Data excerpts
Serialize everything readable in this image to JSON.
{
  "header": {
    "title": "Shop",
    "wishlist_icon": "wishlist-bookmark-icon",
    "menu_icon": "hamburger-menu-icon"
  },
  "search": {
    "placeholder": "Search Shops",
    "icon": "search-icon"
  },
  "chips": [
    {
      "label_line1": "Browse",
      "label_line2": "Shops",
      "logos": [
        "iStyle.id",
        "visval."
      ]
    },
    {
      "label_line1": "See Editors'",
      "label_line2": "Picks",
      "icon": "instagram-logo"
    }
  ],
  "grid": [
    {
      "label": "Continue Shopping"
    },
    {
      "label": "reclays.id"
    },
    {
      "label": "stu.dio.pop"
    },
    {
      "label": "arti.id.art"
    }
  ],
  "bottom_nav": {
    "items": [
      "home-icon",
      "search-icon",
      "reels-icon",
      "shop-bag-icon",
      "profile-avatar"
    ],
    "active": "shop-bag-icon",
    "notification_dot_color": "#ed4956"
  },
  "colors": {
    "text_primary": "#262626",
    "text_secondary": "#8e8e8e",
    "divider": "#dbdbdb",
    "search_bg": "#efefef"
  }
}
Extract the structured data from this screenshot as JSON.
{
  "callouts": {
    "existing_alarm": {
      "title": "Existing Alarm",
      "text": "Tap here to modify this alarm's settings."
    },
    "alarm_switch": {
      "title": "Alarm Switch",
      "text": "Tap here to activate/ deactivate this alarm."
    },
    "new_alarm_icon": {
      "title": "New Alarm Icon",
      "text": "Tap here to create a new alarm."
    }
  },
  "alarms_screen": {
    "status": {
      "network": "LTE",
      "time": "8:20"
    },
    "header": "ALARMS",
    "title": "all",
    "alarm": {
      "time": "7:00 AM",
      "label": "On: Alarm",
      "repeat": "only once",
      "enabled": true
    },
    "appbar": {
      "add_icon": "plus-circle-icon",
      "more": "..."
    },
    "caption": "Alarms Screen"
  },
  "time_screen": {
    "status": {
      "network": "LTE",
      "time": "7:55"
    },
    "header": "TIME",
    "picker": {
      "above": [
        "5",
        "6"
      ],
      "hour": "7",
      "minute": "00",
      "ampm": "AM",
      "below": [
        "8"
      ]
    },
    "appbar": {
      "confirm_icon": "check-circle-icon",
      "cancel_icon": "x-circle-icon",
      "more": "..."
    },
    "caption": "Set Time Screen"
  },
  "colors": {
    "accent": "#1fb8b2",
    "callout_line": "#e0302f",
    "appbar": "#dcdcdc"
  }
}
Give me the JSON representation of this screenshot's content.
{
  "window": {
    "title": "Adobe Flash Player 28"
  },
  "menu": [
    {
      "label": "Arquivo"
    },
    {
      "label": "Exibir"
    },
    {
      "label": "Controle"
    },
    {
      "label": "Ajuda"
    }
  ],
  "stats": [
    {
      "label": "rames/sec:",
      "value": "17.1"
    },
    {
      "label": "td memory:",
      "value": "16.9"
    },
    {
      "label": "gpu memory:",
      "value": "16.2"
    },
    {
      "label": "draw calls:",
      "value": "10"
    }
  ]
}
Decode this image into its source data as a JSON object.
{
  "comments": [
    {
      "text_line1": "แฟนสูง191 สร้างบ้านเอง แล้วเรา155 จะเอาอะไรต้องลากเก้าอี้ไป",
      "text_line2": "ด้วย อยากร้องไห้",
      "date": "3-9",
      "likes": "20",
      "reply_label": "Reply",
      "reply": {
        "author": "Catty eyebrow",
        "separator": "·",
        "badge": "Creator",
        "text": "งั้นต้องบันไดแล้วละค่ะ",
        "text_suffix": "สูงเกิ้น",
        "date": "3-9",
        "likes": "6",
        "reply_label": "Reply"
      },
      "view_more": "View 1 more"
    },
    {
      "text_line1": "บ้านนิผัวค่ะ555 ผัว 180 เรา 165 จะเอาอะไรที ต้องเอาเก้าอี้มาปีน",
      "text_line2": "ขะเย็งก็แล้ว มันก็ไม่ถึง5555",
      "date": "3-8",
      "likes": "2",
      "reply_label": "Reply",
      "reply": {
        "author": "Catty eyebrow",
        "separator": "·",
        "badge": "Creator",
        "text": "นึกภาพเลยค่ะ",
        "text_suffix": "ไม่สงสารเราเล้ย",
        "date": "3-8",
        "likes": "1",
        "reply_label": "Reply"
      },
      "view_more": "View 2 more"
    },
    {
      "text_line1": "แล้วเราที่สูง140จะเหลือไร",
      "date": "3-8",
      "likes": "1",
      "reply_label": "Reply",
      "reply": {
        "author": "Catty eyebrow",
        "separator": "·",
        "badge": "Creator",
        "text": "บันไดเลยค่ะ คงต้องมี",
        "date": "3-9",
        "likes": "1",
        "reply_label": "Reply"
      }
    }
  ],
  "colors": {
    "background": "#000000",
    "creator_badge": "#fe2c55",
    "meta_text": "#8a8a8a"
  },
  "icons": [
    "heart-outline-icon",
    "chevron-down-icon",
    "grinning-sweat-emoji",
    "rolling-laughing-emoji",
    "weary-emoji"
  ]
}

### WHAT IS NEEDED
Which lines contain the word "this"? Copy each of them.

### THE SOLUTION
Serialize everything readable in this image to JSON.
Extract the structured data from this screenshot as JSON.
      "text": "Tap here to modify this alarm's settings."
      "text": "Tap here to activate/ deactivate this alarm."
Give me the JSON representation of this screenshot's content.
Decode this image into its source data as a JSON object.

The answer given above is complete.